▸ **GIVEN INSTRUCTION**
Return the records that follow unaltered. Omit every picture.

▸ **RECORDS TO USE**
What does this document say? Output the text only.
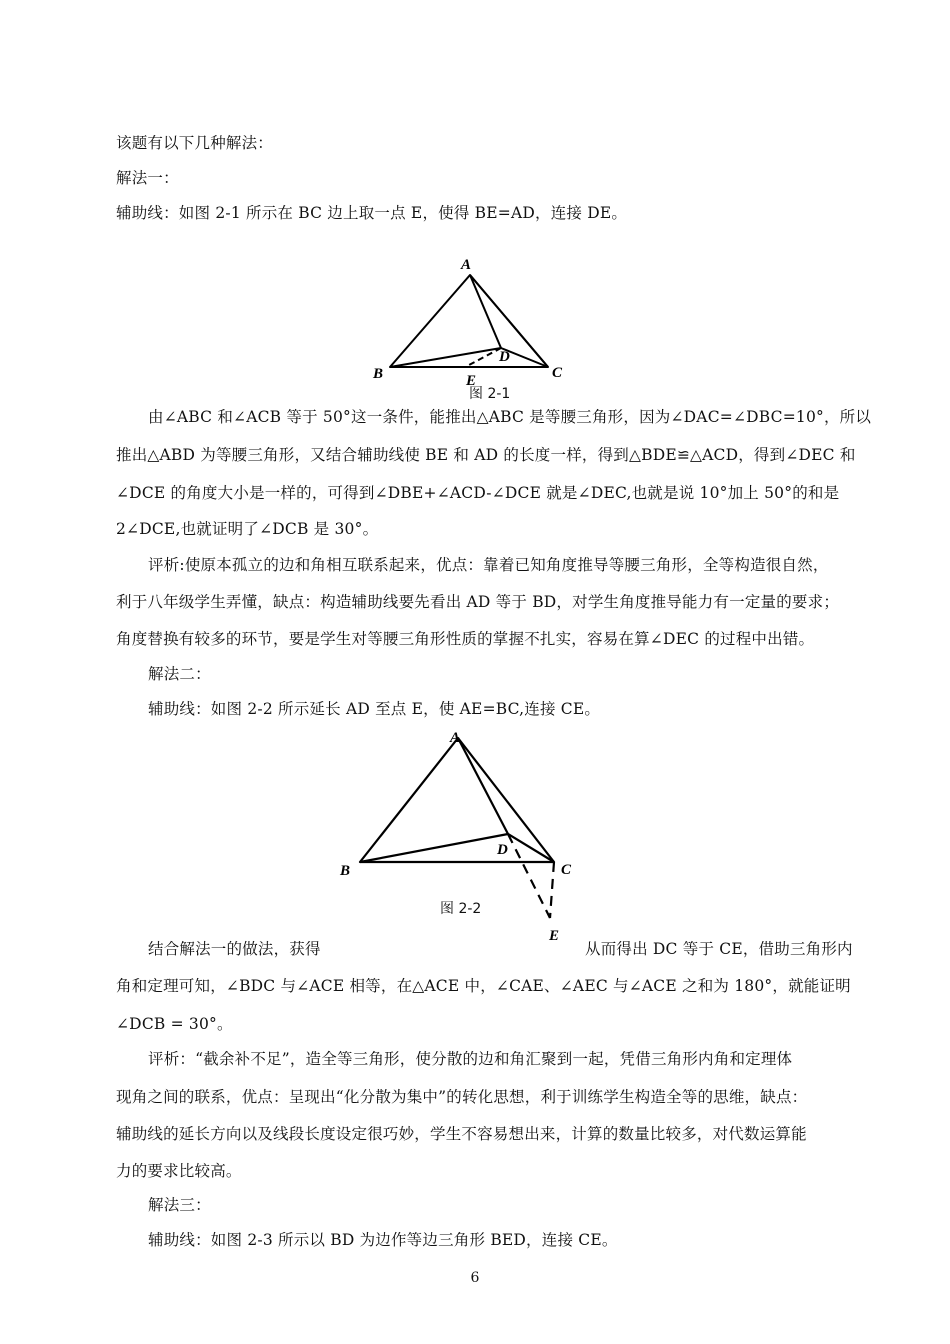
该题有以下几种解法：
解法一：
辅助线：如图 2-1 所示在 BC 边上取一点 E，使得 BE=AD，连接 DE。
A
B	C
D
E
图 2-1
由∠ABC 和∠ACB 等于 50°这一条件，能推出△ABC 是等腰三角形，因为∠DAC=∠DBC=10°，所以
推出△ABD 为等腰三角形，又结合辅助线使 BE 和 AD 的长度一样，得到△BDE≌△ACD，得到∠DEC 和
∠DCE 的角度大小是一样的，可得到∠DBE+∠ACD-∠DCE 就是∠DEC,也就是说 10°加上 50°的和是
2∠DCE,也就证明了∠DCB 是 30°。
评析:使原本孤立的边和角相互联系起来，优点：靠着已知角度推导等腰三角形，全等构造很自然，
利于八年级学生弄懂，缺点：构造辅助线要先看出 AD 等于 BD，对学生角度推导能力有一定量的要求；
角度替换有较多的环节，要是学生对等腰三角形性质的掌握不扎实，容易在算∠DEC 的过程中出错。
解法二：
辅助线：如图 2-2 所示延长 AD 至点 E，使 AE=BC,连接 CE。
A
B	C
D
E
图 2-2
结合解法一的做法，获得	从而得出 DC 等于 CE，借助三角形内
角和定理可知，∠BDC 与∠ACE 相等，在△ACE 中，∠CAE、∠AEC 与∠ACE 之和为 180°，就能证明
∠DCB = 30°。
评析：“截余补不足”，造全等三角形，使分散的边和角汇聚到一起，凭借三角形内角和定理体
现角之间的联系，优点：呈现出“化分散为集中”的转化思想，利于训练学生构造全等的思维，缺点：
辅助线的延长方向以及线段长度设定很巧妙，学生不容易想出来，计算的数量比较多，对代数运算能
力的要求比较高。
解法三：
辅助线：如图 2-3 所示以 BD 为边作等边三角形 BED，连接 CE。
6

▸ **THE RESPONSE**
What does this document say? Output the text only.
该题有以下几种解法：
解法一：
辅助线：如图 2-1 所示在 BC 边上取一点 E，使得 BE=AD，连接 DE。
A
B	C
D
E
图 2-1
由∠ABC 和∠ACB 等于 50°这一条件，能推出△ABC 是等腰三角形，因为∠DAC=∠DBC=10°，所以
推出△ABD 为等腰三角形，又结合辅助线使 BE 和 AD 的长度一样，得到△BDE≌△ACD，得到∠DEC 和
∠DCE 的角度大小是一样的，可得到∠DBE+∠ACD-∠DCE 就是∠DEC,也就是说 10°加上 50°的和是
2∠DCE,也就证明了∠DCB 是 30°。
评析:使原本孤立的边和角相互联系起来，优点：靠着已知角度推导等腰三角形，全等构造很自然，
利于八年级学生弄懂，缺点：构造辅助线要先看出 AD 等于 BD，对学生角度推导能力有一定量的要求；
角度替换有较多的环节，要是学生对等腰三角形性质的掌握不扎实，容易在算∠DEC 的过程中出错。
解法二：
辅助线：如图 2-2 所示延长 AD 至点 E，使 AE=BC,连接 CE。
A
B	C
D
E
图 2-2
结合解法一的做法，获得	从而得出 DC 等于 CE，借助三角形内
角和定理可知，∠BDC 与∠ACE 相等，在△ACE 中，∠CAE、∠AEC 与∠ACE 之和为 180°，就能证明
∠DCB = 30°。
评析：“截余补不足”，造全等三角形，使分散的边和角汇聚到一起，凭借三角形内角和定理体
现角之间的联系，优点：呈现出“化分散为集中”的转化思想，利于训练学生构造全等的思维，缺点：
辅助线的延长方向以及线段长度设定很巧妙，学生不容易想出来，计算的数量比较多，对代数运算能
力的要求比较高。
解法三：
辅助线：如图 2-3 所示以 BD 为边作等边三角形 BED，连接 CE。
6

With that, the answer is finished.